### JOB
Using the data below, determine the number of lines that include the string "your". Write only that number.

#### PROVIDED INFORMATION

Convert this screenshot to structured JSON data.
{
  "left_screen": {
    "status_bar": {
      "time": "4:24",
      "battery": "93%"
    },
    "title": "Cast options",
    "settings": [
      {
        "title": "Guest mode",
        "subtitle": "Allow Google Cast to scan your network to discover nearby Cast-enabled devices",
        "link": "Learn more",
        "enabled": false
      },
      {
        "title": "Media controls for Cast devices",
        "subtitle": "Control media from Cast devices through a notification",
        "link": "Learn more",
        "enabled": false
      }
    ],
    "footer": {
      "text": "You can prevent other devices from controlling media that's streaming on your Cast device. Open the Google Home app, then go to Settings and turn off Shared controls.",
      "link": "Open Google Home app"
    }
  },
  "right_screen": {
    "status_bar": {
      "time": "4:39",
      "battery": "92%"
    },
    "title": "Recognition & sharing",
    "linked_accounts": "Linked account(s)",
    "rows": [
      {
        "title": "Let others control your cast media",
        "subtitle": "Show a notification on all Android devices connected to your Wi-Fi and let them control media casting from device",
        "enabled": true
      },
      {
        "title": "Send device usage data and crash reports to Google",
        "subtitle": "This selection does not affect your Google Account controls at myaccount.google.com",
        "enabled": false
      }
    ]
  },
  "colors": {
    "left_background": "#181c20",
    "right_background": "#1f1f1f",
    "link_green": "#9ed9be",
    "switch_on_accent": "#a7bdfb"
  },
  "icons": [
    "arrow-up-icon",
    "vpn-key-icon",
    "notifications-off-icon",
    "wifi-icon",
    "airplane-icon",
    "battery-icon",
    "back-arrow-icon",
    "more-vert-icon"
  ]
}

########

### RESULT OF THIS TASK
5